Spatial annotation entries

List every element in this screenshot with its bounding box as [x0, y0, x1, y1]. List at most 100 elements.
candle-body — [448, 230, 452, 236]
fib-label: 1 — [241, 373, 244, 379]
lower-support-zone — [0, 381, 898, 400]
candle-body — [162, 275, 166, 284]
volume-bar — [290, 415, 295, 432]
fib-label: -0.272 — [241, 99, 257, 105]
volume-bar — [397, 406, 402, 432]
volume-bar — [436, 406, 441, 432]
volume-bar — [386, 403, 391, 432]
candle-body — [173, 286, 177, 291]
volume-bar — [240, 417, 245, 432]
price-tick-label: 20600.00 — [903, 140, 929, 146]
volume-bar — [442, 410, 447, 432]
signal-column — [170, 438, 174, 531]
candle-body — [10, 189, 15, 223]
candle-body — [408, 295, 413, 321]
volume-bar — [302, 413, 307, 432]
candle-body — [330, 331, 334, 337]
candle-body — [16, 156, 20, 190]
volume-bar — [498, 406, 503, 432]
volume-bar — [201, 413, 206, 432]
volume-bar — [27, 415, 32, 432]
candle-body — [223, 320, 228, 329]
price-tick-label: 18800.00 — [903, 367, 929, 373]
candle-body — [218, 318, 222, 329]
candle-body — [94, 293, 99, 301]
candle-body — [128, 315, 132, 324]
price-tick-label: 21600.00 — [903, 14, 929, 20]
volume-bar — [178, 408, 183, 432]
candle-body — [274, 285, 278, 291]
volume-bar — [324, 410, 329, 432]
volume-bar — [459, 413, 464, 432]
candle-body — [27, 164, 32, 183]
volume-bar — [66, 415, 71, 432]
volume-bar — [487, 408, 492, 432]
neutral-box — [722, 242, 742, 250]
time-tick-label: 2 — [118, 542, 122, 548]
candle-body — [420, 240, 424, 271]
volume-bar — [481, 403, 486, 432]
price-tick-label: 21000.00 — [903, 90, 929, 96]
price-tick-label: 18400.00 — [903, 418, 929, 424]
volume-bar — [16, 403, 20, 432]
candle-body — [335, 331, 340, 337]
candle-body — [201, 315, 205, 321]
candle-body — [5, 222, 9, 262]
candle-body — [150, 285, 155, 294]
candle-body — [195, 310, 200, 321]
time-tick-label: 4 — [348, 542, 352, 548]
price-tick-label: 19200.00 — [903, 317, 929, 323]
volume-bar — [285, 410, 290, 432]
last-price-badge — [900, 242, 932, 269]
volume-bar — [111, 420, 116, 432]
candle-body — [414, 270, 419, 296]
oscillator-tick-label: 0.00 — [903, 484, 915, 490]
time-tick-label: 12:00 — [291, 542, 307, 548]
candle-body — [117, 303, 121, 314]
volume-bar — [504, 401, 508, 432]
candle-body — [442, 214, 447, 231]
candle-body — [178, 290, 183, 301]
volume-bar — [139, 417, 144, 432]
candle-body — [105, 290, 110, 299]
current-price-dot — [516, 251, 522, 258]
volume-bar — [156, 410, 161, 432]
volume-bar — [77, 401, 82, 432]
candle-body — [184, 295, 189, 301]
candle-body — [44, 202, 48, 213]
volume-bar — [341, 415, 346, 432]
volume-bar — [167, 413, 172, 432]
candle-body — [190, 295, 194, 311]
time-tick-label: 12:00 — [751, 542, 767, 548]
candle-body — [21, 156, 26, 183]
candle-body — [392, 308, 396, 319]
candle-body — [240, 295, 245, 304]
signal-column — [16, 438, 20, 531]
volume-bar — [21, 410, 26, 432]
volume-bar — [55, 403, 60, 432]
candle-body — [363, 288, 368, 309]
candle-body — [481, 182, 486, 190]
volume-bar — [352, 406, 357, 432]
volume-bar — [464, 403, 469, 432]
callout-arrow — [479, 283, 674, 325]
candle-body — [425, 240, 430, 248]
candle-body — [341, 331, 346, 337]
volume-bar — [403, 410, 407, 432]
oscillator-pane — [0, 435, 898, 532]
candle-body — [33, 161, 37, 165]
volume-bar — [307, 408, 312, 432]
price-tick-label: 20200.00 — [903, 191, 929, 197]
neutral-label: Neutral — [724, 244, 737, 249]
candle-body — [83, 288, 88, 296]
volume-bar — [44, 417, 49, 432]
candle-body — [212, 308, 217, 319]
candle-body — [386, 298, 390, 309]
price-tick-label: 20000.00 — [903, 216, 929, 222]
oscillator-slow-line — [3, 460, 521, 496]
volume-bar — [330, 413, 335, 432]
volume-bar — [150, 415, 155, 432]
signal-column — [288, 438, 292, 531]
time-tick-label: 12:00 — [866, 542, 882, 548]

* Short task:
Reproduce every line of the material above verbatim, in the same order, from the first line to the last.

* Solved problem:
List every element in this screenshot with its bounding box as [x0, y0, x1, y1]. List at most 100 elements.
candle-body — [448, 230, 452, 236]
fib-label: 1 — [241, 373, 244, 379]
lower-support-zone — [0, 381, 898, 400]
candle-body — [162, 275, 166, 284]
volume-bar — [290, 415, 295, 432]
fib-label: -0.272 — [241, 99, 257, 105]
volume-bar — [397, 406, 402, 432]
volume-bar — [436, 406, 441, 432]
volume-bar — [386, 403, 391, 432]
candle-body — [173, 286, 177, 291]
volume-bar — [240, 417, 245, 432]
price-tick-label: 20600.00 — [903, 140, 929, 146]
volume-bar — [442, 410, 447, 432]
signal-column — [170, 438, 174, 531]
candle-body — [10, 189, 15, 223]
candle-body — [408, 295, 413, 321]
volume-bar — [302, 413, 307, 432]
candle-body — [330, 331, 334, 337]
candle-body — [16, 156, 20, 190]
volume-bar — [498, 406, 503, 432]
volume-bar — [201, 413, 206, 432]
volume-bar — [27, 415, 32, 432]
candle-body — [223, 320, 228, 329]
price-tick-label: 18800.00 — [903, 367, 929, 373]
candle-body — [218, 318, 222, 329]
candle-body — [94, 293, 99, 301]
candle-body — [128, 315, 132, 324]
price-tick-label: 21600.00 — [903, 14, 929, 20]
volume-bar — [178, 408, 183, 432]
candle-body — [274, 285, 278, 291]
volume-bar — [324, 410, 329, 432]
volume-bar — [459, 413, 464, 432]
candle-body — [27, 164, 32, 183]
volume-bar — [66, 415, 71, 432]
volume-bar — [487, 408, 492, 432]
neutral-box — [722, 242, 742, 250]
time-tick-label: 2 — [118, 542, 122, 548]
candle-body — [420, 240, 424, 271]
volume-bar — [481, 403, 486, 432]
price-tick-label: 21000.00 — [903, 90, 929, 96]
price-tick-label: 18400.00 — [903, 418, 929, 424]
volume-bar — [16, 403, 20, 432]
candle-body — [335, 331, 340, 337]
candle-body — [201, 315, 205, 321]
candle-body — [5, 222, 9, 262]
candle-body — [150, 285, 155, 294]
candle-body — [195, 310, 200, 321]
time-tick-label: 4 — [348, 542, 352, 548]
price-tick-label: 19200.00 — [903, 317, 929, 323]
volume-bar — [285, 410, 290, 432]
last-price-badge — [900, 242, 932, 269]
volume-bar — [111, 420, 116, 432]
candle-body — [414, 270, 419, 296]
oscillator-tick-label: 0.00 — [903, 484, 915, 490]
time-tick-label: 12:00 — [291, 542, 307, 548]
candle-body — [117, 303, 121, 314]
volume-bar — [504, 401, 508, 432]
candle-body — [442, 214, 447, 231]
candle-body — [178, 290, 183, 301]
volume-bar — [139, 417, 144, 432]
candle-body — [105, 290, 110, 299]
current-price-dot — [516, 251, 522, 258]
volume-bar — [156, 410, 161, 432]
volume-bar — [77, 401, 82, 432]
candle-body — [184, 295, 189, 301]
candle-body — [44, 202, 48, 213]
volume-bar — [341, 415, 346, 432]
volume-bar — [167, 413, 172, 432]
candle-body — [190, 295, 194, 311]
time-tick-label: 12:00 — [751, 542, 767, 548]
candle-body — [21, 156, 26, 183]
candle-body — [392, 308, 396, 319]
candle-body — [240, 295, 245, 304]
signal-column — [16, 438, 20, 531]
volume-bar — [21, 410, 26, 432]
volume-bar — [55, 403, 60, 432]
candle-body — [363, 288, 368, 309]
candle-body — [481, 182, 486, 190]
volume-bar — [352, 406, 357, 432]
volume-bar — [464, 403, 469, 432]
callout-arrow — [479, 283, 674, 325]
candle-body — [425, 240, 430, 248]
candle-body — [341, 331, 346, 337]
volume-bar — [403, 410, 407, 432]
oscillator-pane — [0, 435, 898, 532]
candle-body — [33, 161, 37, 165]
volume-bar — [307, 408, 312, 432]
price-tick-label: 20200.00 — [903, 191, 929, 197]
neutral-label: Neutral — [724, 244, 737, 249]
candle-body — [83, 288, 88, 296]
volume-bar — [44, 417, 49, 432]
candle-body — [212, 308, 217, 319]
candle-body — [386, 298, 390, 309]
price-tick-label: 20000.00 — [903, 216, 929, 222]
oscillator-slow-line — [3, 460, 521, 496]
volume-bar — [330, 413, 335, 432]
volume-bar — [150, 415, 155, 432]
signal-column — [288, 438, 292, 531]
time-tick-label: 12:00 — [866, 542, 882, 548]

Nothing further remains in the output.